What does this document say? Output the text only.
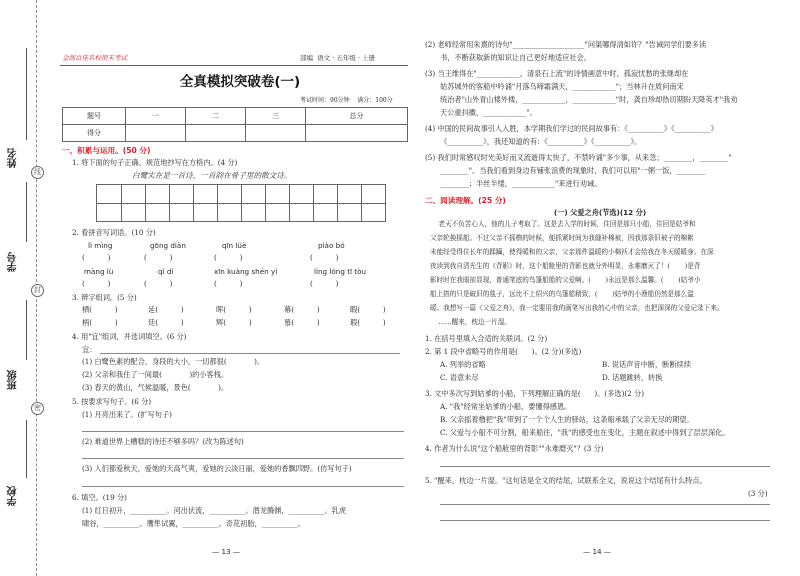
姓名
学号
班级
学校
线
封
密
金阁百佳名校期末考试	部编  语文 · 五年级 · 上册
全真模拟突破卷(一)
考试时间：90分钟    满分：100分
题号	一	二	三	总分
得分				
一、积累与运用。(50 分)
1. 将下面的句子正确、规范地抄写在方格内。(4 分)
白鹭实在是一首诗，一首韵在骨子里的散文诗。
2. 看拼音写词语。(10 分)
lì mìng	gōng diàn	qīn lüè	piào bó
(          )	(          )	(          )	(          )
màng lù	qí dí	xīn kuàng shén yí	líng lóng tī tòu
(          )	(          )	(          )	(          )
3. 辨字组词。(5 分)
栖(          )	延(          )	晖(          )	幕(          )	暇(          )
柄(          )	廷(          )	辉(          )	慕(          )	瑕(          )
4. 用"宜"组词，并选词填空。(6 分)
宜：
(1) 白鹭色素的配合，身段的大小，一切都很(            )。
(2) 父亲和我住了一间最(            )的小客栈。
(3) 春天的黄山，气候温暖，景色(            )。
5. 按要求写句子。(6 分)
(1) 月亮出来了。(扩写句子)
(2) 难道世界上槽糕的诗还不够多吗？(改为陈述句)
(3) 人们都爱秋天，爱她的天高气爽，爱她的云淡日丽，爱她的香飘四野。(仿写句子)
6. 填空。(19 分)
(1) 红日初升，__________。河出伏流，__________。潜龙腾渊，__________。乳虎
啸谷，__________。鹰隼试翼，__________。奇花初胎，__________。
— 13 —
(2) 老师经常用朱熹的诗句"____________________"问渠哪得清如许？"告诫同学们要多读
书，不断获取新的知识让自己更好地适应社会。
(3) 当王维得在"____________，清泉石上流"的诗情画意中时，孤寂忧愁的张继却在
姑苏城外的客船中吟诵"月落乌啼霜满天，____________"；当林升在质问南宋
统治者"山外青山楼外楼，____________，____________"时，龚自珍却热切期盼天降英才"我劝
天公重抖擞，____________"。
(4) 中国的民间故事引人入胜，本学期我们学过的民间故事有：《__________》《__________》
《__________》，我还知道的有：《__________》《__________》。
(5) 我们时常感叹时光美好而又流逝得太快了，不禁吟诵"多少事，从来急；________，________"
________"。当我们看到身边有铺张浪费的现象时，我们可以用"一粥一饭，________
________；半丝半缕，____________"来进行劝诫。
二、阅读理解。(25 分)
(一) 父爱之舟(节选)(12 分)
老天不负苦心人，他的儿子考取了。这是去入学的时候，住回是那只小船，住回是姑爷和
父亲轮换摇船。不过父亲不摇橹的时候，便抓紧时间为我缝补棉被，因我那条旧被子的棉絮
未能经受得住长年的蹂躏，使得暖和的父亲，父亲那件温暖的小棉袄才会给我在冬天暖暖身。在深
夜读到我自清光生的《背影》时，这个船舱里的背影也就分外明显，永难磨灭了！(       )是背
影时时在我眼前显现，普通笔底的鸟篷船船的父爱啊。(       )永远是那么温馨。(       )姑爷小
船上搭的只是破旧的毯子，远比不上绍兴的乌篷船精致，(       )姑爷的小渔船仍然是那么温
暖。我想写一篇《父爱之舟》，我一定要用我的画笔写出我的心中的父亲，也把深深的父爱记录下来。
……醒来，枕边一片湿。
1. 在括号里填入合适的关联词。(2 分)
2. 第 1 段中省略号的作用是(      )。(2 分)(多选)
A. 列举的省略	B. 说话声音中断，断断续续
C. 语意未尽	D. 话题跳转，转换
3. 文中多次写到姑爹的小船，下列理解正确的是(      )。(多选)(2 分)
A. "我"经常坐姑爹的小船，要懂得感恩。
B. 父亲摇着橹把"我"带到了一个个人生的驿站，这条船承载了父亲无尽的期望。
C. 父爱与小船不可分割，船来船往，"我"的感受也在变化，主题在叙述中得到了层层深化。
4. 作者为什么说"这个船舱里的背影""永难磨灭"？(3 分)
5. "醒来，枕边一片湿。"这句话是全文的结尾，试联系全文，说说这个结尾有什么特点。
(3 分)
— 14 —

-=-=-=-=-

* [Task requirements] Select and copy every line of the material that holds the string "枕边一片湿".

* [Answer for this exercise]
……醒来，枕边一片湿。
5. "醒来，枕边一片湿。"这句话是全文的结尾，试联系全文，说说这个结尾有什么特点。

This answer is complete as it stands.